### Raw data ###
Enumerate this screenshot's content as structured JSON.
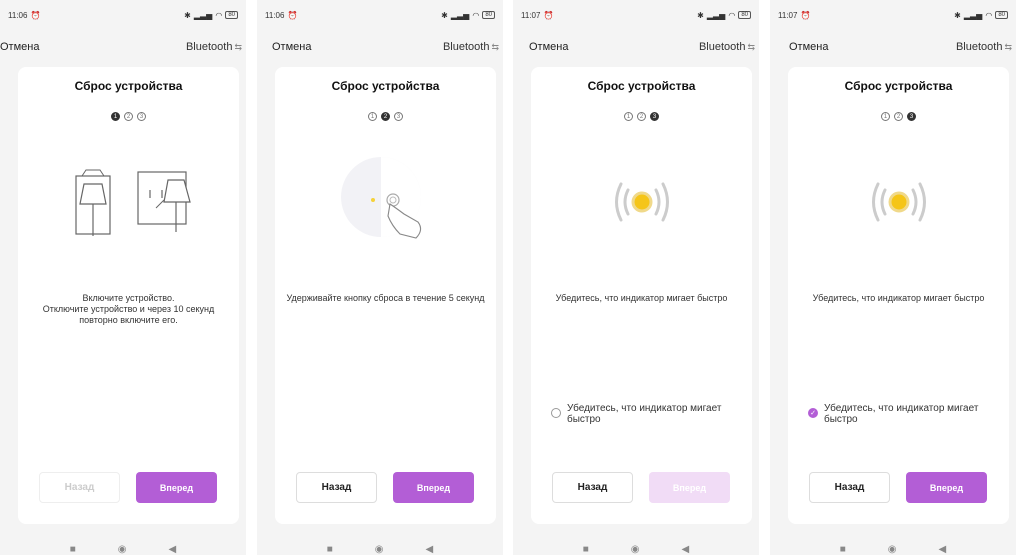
{
  "colors": {
    "accent": "#b35ed6",
    "accent_disabled": "#f1dcf6",
    "led": "#f5c518"
  },
  "screens": [
    {
      "time": "11:06",
      "battery": "80",
      "cancel": "Отмена",
      "bluetooth": "Bluetooth",
      "title": "Сброс устройства",
      "steps": [
        "1",
        "2",
        "3"
      ],
      "active_step": 1,
      "illustration": "plug-socket-icon",
      "instruction": "Включите устройство.\nОтключите устройство и через 10 секунд повторно включите его.",
      "confirm_text": "",
      "confirm_checked": false,
      "back": "Назад",
      "back_enabled": false,
      "next": "Вперед",
      "next_enabled": true
    },
    {
      "time": "11:06",
      "battery": "80",
      "cancel": "Отмена",
      "bluetooth": "Bluetooth",
      "title": "Сброс устройства",
      "steps": [
        "1",
        "2",
        "3"
      ],
      "active_step": 2,
      "illustration": "reset-button-press-icon",
      "instruction": "Удерживайте кнопку сброса в течение 5 секунд",
      "confirm_text": "",
      "confirm_checked": false,
      "back": "Назад",
      "back_enabled": true,
      "next": "Вперед",
      "next_enabled": true
    },
    {
      "time": "11:07",
      "battery": "80",
      "cancel": "Отмена",
      "bluetooth": "Bluetooth",
      "title": "Сброс устройства",
      "steps": [
        "1",
        "2",
        "3"
      ],
      "active_step": 3,
      "illustration": "blinking-led-icon",
      "instruction": "Убедитесь, что индикатор мигает быстро",
      "confirm_text": "Убедитесь, что индикатор мигает быстро",
      "confirm_checked": false,
      "back": "Назад",
      "back_enabled": true,
      "next": "Вперед",
      "next_enabled": false
    },
    {
      "time": "11:07",
      "battery": "80",
      "cancel": "Отмена",
      "bluetooth": "Bluetooth",
      "title": "Сброс устройства",
      "steps": [
        "1",
        "2",
        "3"
      ],
      "active_step": 3,
      "illustration": "blinking-led-icon",
      "instruction": "Убедитесь, что индикатор мигает быстро",
      "confirm_text": "Убедитесь, что индикатор мигает быстро",
      "confirm_checked": true,
      "back": "Назад",
      "back_enabled": true,
      "next": "Вперед",
      "next_enabled": true
    }
  ]
}
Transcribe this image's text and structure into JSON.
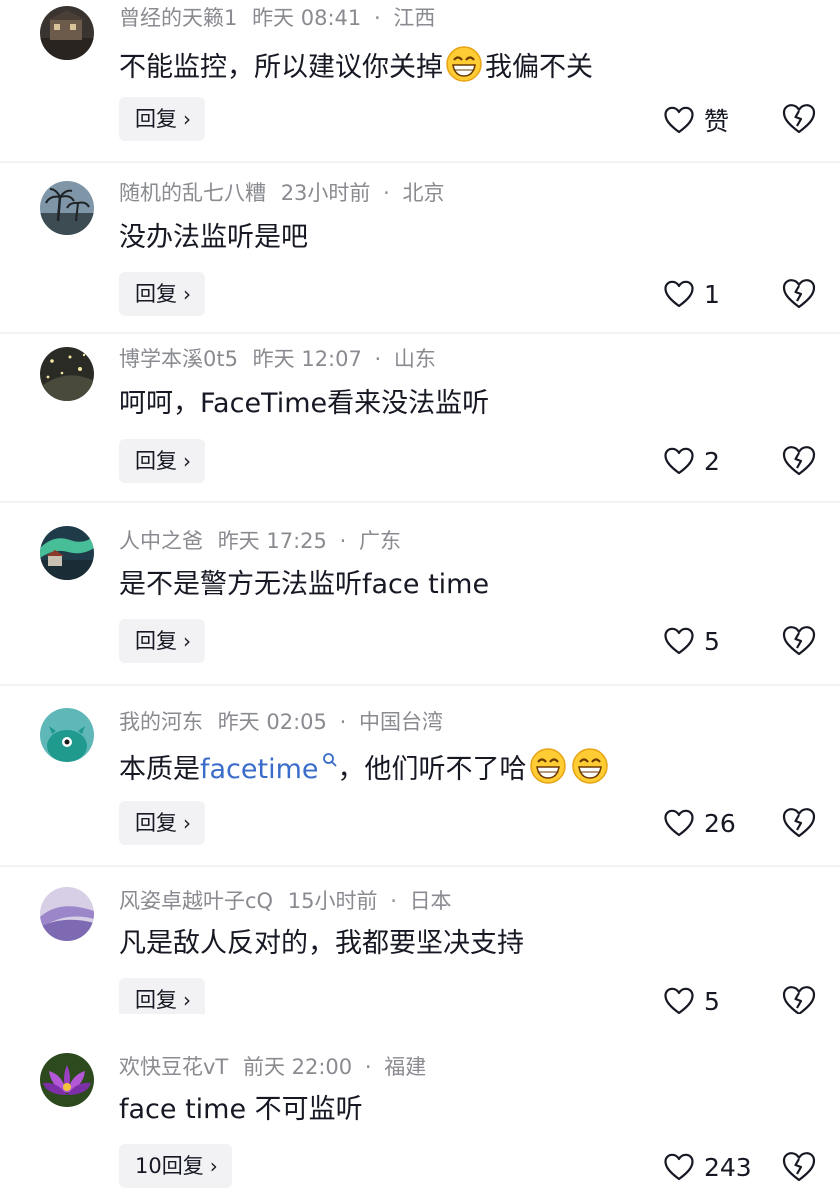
{
  "comments": [
    {
      "user": "曾经的天籁1",
      "time": "昨天 08:41",
      "location": "江西",
      "text_before": "不能监控，所以建议你关掉",
      "emoji_count": 1,
      "text_after": "我偏不关",
      "reply_label": "回复",
      "like_label": "赞",
      "avatar_icon": "night-house-avatar",
      "liked": false
    },
    {
      "user": "随机的乱七八糟",
      "time": "23小时前",
      "location": "北京",
      "text_before": "没办法监听是吧",
      "emoji_count": 0,
      "text_after": "",
      "reply_label": "回复",
      "like_label": "1",
      "avatar_icon": "palm-beach-avatar"
    },
    {
      "user": "博学本溪0t5",
      "time": "昨天 12:07",
      "location": "山东",
      "text_before": "呵呵，FaceTime看来没法监听",
      "emoji_count": 0,
      "text_after": "",
      "reply_label": "回复",
      "like_label": "2",
      "avatar_icon": "firefly-avatar"
    },
    {
      "user": "人中之爸",
      "time": "昨天 17:25",
      "location": "广东",
      "text_before": "是不是警方无法监听face time",
      "emoji_count": 0,
      "text_after": "",
      "reply_label": "回复",
      "like_label": "5",
      "avatar_icon": "aurora-avatar"
    },
    {
      "user": "我的河东",
      "time": "昨天 02:05",
      "location": "中国台湾",
      "text_before": "本质是",
      "link": "facetime",
      "text_after": "，他们听不了哈",
      "emoji_count": 2,
      "reply_label": "回复",
      "like_label": "26",
      "avatar_icon": "green-monster-avatar"
    },
    {
      "user": "风姿卓越叶子cQ",
      "time": "15小时前",
      "location": "日本",
      "text_before": "凡是敌人反对的，我都要坚决支持",
      "emoji_count": 0,
      "text_after": "",
      "reply_label": "回复",
      "like_label": "5",
      "avatar_icon": "purple-wave-avatar"
    },
    {
      "user": "欢快豆花vT",
      "time": "前天 22:00",
      "location": "福建",
      "text_before": "face time 不可监听",
      "emoji_count": 0,
      "text_after": "",
      "reply_label": "10回复",
      "like_label": "243",
      "avatar_icon": "lotus-flower-avatar"
    }
  ],
  "meta_separator": "·",
  "colors": {
    "link": "#3a6cc9",
    "meta": "#8a8b91",
    "reply_bg": "#f2f2f4",
    "text": "#161823"
  }
}
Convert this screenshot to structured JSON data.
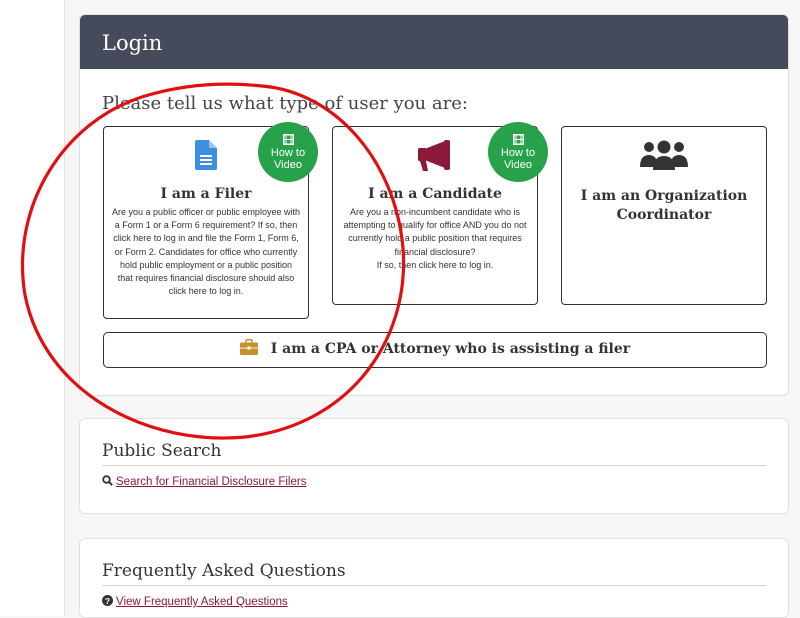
{
  "login": {
    "title": "Login",
    "prompt": "Please tell us what type of user you are:",
    "roles": [
      {
        "title": "I am a Filer",
        "description": "Are you a public officer or public employee with a Form 1 or a Form 6 requirement? If so, then click here to log in and file the Form 1, Form 6, or Form 2. Candidates for office who currently hold public employment or a public position that requires financial disclosure should also click here to log in.",
        "icon": "document-icon",
        "video_badge": "How to Video"
      },
      {
        "title": "I am a Candidate",
        "description_lines": [
          "Are you a non-incumbent candidate who is attempting to qualify for office AND you do not currently hold a public position that requires financial disclosure?",
          "If so, then click here to log in."
        ],
        "icon": "megaphone-icon",
        "video_badge": "How to Video"
      },
      {
        "title": "I am an Organization Coordinator",
        "icon": "users-icon"
      }
    ],
    "cpa_button": "I am a CPA or Attorney who is assisting a filer"
  },
  "public_search": {
    "title": "Public Search",
    "link": "Search for Financial Disclosure Filers",
    "icon": "search-icon"
  },
  "faq": {
    "title": "Frequently Asked Questions",
    "link": "View Frequently Asked Questions",
    "icon": "question-circle-icon"
  },
  "colors": {
    "header_bg": "#464b5b",
    "badge_green": "#27a24a",
    "filer_icon_blue": "#3d8fe0",
    "candidate_icon_maroon": "#8a1a3a",
    "link_color": "#8a1a3a",
    "briefcase_gold": "#c8902a",
    "annotation_red": "#e01010"
  }
}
###
### Given problem
Please write out all of the material above without changing a word, and omit any pictures.

### Finished exercise
Enumerate this screenshot's content as structured JSON.
{
  "colors": {
    "accent": "#b35ed6",
    "accent_disabled": "#f1dcf6",
    "led": "#f5c518"
  },
  "screens": [
    {
      "time": "11:06",
      "battery": "80",
      "cancel": "Отмена",
      "bluetooth": "Bluetooth",
      "title": "Сброс устройства",
      "steps": [
        "1",
        "2",
        "3"
      ],
      "active_step": 1,
      "illustration": "plug-socket-icon",
      "instruction": "Включите устройство.\nОтключите устройство и через 10 секунд повторно включите его.",
      "confirm_text": "",
      "confirm_checked": false,
      "back": "Назад",
      "back_enabled": false,
      "next": "Вперед",
      "next_enabled": true
    },
    {
      "time": "11:06",
      "battery": "80",
      "cancel": "Отмена",
      "bluetooth": "Bluetooth",
      "title": "Сброс устройства",
      "steps": [
        "1",
        "2",
        "3"
      ],
      "active_step": 2,
      "illustration": "reset-button-press-icon",
      "instruction": "Удерживайте кнопку сброса в течение 5 секунд",
      "confirm_text": "",
      "confirm_checked": false,
      "back": "Назад",
      "back_enabled": true,
      "next": "Вперед",
      "next_enabled": true
    },
    {
      "time": "11:07",
      "battery": "80",
      "cancel": "Отмена",
      "bluetooth": "Bluetooth",
      "title": "Сброс устройства",
      "steps": [
        "1",
        "2",
        "3"
      ],
      "active_step": 3,
      "illustration": "blinking-led-icon",
      "instruction": "Убедитесь, что индикатор мигает быстро",
      "confirm_text": "Убедитесь, что индикатор мигает быстро",
      "confirm_checked": false,
      "back": "Назад",
      "back_enabled": true,
      "next": "Вперед",
      "next_enabled": false
    },
    {
      "time": "11:07",
      "battery": "80",
      "cancel": "Отмена",
      "bluetooth": "Bluetooth",
      "title": "Сброс устройства",
      "steps": [
        "1",
        "2",
        "3"
      ],
      "active_step": 3,
      "illustration": "blinking-led-icon",
      "instruction": "Убедитесь, что индикатор мигает быстро",
      "confirm_text": "Убедитесь, что индикатор мигает быстро",
      "confirm_checked": true,
      "back": "Назад",
      "back_enabled": true,
      "next": "Вперед",
      "next_enabled": true
    }
  ]
}
Transcribe this image's text and structure into JSON.
{
  "comments": [
    {
      "user": "曾经的天籁1",
      "time": "昨天 08:41",
      "location": "江西",
      "text_before": "不能监控，所以建议你关掉",
      "emoji_count": 1,
      "text_after": "我偏不关",
      "reply_label": "回复",
      "like_label": "赞",
      "avatar_icon": "night-house-avatar",
      "liked": false
    },
    {
      "user": "随机的乱七八糟",
      "time": "23小时前",
      "location": "北京",
      "text_before": "没办法监听是吧",
      "emoji_count": 0,
      "text_after": "",
      "reply_label": "回复",
      "like_label": "1",
      "avatar_icon": "palm-beach-avatar"
    },
    {
      "user": "博学本溪0t5",
      "time": "昨天 12:07",
      "location": "山东",
      "text_before": "呵呵，FaceTime看来没法监听",
      "emoji_count": 0,
      "text_after": "",
      "reply_label": "回复",
      "like_label": "2",
      "avatar_icon": "firefly-avatar"
    },
    {
      "user": "人中之爸",
      "time": "昨天 17:25",
      "location": "广东",
      "text_before": "是不是警方无法监听face time",
      "emoji_count": 0,
      "text_after": "",
      "reply_label": "回复",
      "like_label": "5",
      "avatar_icon": "aurora-avatar"
    },
    {
      "user": "我的河东",
      "time": "昨天 02:05",
      "location": "中国台湾",
      "text_before": "本质是",
      "link": "facetime",
      "text_after": "，他们听不了哈",
      "emoji_count": 2,
      "reply_label": "回复",
      "like_label": "26",
      "avatar_icon": "green-monster-avatar"
    },
    {
      "user": "风姿卓越叶子cQ",
      "time": "15小时前",
      "location": "日本",
      "text_before": "凡是敌人反对的，我都要坚决支持",
      "emoji_count": 0,
      "text_after": "",
      "reply_label": "回复",
      "like_label": "5",
      "avatar_icon": "purple-wave-avatar"
    },
    {
      "user": "欢快豆花vT",
      "time": "前天 22:00",
      "location": "福建",
      "text_before": "face time 不可监听",
      "emoji_count": 0,
      "text_after": "",
      "reply_label": "10回复",
      "like_label": "243",
      "avatar_icon": "lotus-flower-avatar"
    }
  ],
  "meta_separator": "·",
  "colors": {
    "link": "#3a6cc9",
    "meta": "#8a8b91",
    "reply_bg": "#f2f2f4",
    "text": "#161823"
  }
}
Convert this screenshot to structured JSON data.
{
  "login": {
    "title": "Login",
    "prompt": "Please tell us what type of user you are:",
    "roles": [
      {
        "title": "I am a Filer",
        "description": "Are you a public officer or public employee with a Form 1 or a Form 6 requirement? If so, then click here to log in and file the Form 1, Form 6, or Form 2. Candidates for office who currently hold public employment or a public position that requires financial disclosure should also click here to log in.",
        "icon": "document-icon",
        "video_badge": "How to Video"
      },
      {
        "title": "I am a Candidate",
        "description_lines": [
          "Are you a non-incumbent candidate who is attempting to qualify for office AND you do not currently hold a public position that requires financial disclosure?",
          "If so, then click here to log in."
        ],
        "icon": "megaphone-icon",
        "video_badge": "How to Video"
      },
      {
        "title": "I am an Organization Coordinator",
        "icon": "users-icon"
      }
    ],
    "cpa_button": "I am a CPA or Attorney who is assisting a filer"
  },
  "public_search": {
    "title": "Public Search",
    "link": "Search for Financial Disclosure Filers",
    "icon": "search-icon"
  },
  "faq": {
    "title": "Frequently Asked Questions",
    "link": "View Frequently Asked Questions",
    "icon": "question-circle-icon"
  },
  "colors": {
    "header_bg": "#464b5b",
    "badge_green": "#27a24a",
    "filer_icon_blue": "#3d8fe0",
    "candidate_icon_maroon": "#8a1a3a",
    "link_color": "#8a1a3a",
    "briefcase_gold": "#c8902a",
    "annotation_red": "#e01010"
  }
}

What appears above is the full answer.